Instead, Natividad’s sole “record evidence” of the City’s alleged custom is “the volume of [] cases” alleging police misconduct, which he intends to present to the jury through an expert, Timothy Dixon, who has prepared a report and plans to discuss those cases. (Oral Arg. Tr. at 112:20–25, 115:8–12, 116:12–117:24.) Counsel acknowledged the municipal liability claim is largely, if not entirely, dependent on Dixon. See (id. at 115:4–7.) But Mr. Dixon, even were he to testify at trial, does not help him. Dixon’s report is mostly fluff, rife with speculation, conclusory references to “standard police practices” and devoid of a true methodology or the application of specialized knowledge to support its broad conclusions. Nearly sixty pages of the
eighty-page report restate the evidence developed in the homicide investigation, the long and winding history of Natividad’s prior proceedings and his current allegations. (Expert Report at 14–73, ECF No. 62-32.) A mere ten pages are devoted to what Dixon titles “Analysis,” but which should be called “Conclusions.” (Id. at 73–82.) He begins, for example, by stating that it “is a generally accepted policing practice” that police “officers must conduct themselves in accordance with the United States Constitution,” that the “policing practices during the Campbell homicide investigation caused the violation of Plaintiff’s rights” and that absent the constitutional violations caused by the “flawed investigatory practices,” Natividad would have never been charged, convicted or incarcerated. (Id. at 73.) From there he opines, inter alia, on how the detectives “hand wrote” the statements of certain witnesses and that had the Philadelphia Police Department followed “generally accepted policing practices of audio and/or video recording interviews and interrogations this behavior may have been prevented.” (Id. at 76–77.) This leads to
another conclusion that the police department’s “lack of a policy” requiring the audio or video recording of witness interviews made “police misconduct like we see in this case possible and indeed foreseeable.” (Id. at 77.) He notes that absent undefined “safeguards,” a supervisor should have noticed the detectives’ “behavior and actions” and that the lack of someone “review[ing]” the detectives’ work “leads one to consider that the behavior we see in this case was part of a custom, practice or de facto policy that was the culture of that unit during the time of this case.” (Id. at 79.) Moreover, because the murder victim was “involve[d]” in the neighborhood Town Watch, the police Homicide Unit received much public attention, which “should have caused supervisors
and commanders to review all of the detectives[’] work even more closely to ensure that such misconduct did not occur. It seems that this did not occur.” (Id. at 80.) One of Dixon’s many conclusions is actually relevant here: that evidence of unconstitutional customs and conduct was known to the City before Natividad’s case. (Id. at 79, 82.) But this is unsupported by any evidence or reasoning.19 Dixon purports to base his conclusions on his expertise, materials from the Philadelphia Police Department and District Attorney’s Office, and reliable public and professional
19 Nor does Dixon ever differentiate between policy, custom, and deliberate indifference — in the form of, e.g., failure to supervise or discipline — instead lumping various terms and concepts together in a conclusory, catch-all fashion. See, e.g., (Expert Report at 79, 81, 82); cf. McIntyre v. Liciardello, No. 13-2773, 2020 WL 605717, at *13 (E.D. Pa. Feb. 7, 2020) (noting there is no Monell claim for a custom or policy of failing to supervise). resources. (Id. at 11.) But he appears to have reviewed only two materials that did not arise from Natividad’s own case: the U.S. Constitution and The Homicide Files, a database of police misconduct allegations published by the Philadelphia Inquirer in 2021. See (id. at 11–14.) While Dixon’s conclusion about the City’s “custom” relies on
numerous allegations of misconduct against various homicide detectives in the form of internal investigations, civilian complaints, civil litigation, and media reports, (id. at 82), there is nothing to indicate that he reviewed any of the underlying cases, investigations or complaints, let alone whether the accused officers were ever found liable for misconduct. And the mere existence of allegations of misconduct — found in lawsuits, civilian complaints, or elsewhere — cannot support municipal liability. See, e.g., Wooden v. City of Philadelphia, No. 19-1054, 2022 WL 1772442, at *4 (E.D. Pa. Dec. 15, 2022) (noting people file lawsuits “for many reasons, or for no reason at all, and evidence that they filed complaints does not indicate that” an alleged custom exists)

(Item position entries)
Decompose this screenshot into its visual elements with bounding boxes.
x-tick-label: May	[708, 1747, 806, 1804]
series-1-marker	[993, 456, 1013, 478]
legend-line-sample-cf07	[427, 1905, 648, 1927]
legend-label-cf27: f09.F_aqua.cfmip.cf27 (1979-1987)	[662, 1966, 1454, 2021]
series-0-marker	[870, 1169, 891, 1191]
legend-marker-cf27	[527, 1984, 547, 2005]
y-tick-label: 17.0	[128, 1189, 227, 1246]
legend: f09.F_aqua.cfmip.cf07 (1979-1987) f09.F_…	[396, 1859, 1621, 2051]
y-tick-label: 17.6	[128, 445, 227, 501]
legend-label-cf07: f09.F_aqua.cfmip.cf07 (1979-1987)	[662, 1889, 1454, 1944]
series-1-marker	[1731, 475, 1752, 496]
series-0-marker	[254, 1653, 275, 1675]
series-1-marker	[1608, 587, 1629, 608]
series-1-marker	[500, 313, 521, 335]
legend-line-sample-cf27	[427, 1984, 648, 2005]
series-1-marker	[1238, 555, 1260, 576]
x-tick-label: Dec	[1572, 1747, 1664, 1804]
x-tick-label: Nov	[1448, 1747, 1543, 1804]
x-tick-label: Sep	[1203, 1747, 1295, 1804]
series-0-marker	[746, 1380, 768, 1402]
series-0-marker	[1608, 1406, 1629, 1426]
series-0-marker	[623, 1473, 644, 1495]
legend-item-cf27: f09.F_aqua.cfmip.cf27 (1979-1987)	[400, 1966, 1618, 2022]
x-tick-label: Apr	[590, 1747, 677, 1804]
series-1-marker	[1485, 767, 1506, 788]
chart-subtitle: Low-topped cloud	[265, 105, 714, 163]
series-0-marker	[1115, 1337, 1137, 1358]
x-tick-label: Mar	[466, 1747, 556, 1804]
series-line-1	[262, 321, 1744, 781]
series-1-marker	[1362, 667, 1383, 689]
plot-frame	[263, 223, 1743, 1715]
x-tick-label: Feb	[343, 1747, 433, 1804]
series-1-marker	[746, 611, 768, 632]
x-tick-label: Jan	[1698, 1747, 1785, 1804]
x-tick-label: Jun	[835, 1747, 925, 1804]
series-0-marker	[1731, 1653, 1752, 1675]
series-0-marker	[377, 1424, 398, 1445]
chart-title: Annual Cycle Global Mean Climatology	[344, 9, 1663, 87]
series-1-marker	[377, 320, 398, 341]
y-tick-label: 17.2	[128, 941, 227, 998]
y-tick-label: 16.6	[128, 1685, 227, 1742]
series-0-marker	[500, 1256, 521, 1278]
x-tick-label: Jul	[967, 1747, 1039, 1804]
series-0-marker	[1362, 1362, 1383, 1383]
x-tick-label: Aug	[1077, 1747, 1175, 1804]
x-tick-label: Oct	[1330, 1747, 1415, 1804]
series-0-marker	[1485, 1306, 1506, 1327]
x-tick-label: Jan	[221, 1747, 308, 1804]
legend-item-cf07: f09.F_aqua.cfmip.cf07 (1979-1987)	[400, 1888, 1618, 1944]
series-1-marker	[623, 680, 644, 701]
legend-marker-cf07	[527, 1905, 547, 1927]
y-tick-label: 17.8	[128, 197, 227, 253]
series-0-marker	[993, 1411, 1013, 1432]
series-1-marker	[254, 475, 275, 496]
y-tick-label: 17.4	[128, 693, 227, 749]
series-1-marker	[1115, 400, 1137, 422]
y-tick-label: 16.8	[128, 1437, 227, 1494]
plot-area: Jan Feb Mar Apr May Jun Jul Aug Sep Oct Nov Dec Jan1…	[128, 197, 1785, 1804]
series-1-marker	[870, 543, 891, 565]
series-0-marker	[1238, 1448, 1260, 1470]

**WHAT TO WORK ON**
**a)** List the forms of misconduct allegations against homicide detectives on which Dixon's conclusion about the City's "custom" relies, according to the excerpt on the expert report.
**b)** Proceed with the excerpt on the expert report, starting right after its last sentence.
The item position entries are not needed for this work.

**OUTPUTS BY TASK**
**a)** Internal investigations, civilian complaints, civil litigation, and media reports.

**b)**
(cleaned up); id. (“In the same vein, settled lawsuits are not probative of custom because there is no finding of liability.”); Pharaoh v. Dewees, No. 14-3116, 2016 WL 2593842, at *5 (E.D. Pa. May 4, 2016) (noting that “mere recitation of the number of [internal] complaints filed” does not demonstrate custom). Even assuming that the volume of allegations against homicide detectives sufficiently established a custom of acquiescing to police misconduct, there is no evidence of a causal connection between that custom and Natividad’s alleged injury. Natividad and Dixon point to no evidence that the City knew about, yet failed to respond to, past misconduct similar to the specific kind of misconduct Natividad alleges. In short, Dixon does not raise a genuine question of material fact from which the jury could reasonably conclude the City had a custom of “acquiescing to police misconduct” and that this custom caused Natividad’s injuries. The City is accordingly entitled to summary judgment on Natividad’s Monell claim.20
An appropriate Order follows.
BY THE COURT:
/s/ Gerald J. Pappert Gerald J. Pappert, J.
20 Natividad’s response brief adds nothing to Dixon’s report. Natividad lists over a dozen cases involving alleged misconduct, including evidence tampering, influencing or coercing witnesses, and concealing evidence. (Resp. in Opp. at 14–19.) But he never states whether the officers were found liable for the alleged misconduct; when the City knew of any proven misconduct; or how, specifically, any proven misconduct was similar to the misconduct alleged in his own case. Nor can Natividad’s Monell claim survive summary judgment by relying on alleged misconduct by these three detectives. See (Oral Arg. Tr. at 112:24–113:1, 118:7–12). First, misconduct in Natividad’s case cannot, alone, create a question for the jury because the City cannot be held liable on a theory of vicarious liability. Hightower, 130 F.4th at 355. Second, Natividad cannot point to a custom of acquiescence to these detectives’ misconduct because the only claims he has made about the other cases in which they were involved, (Resp. in Opp. at 14–15), suffer from the same deficiencies discussed above.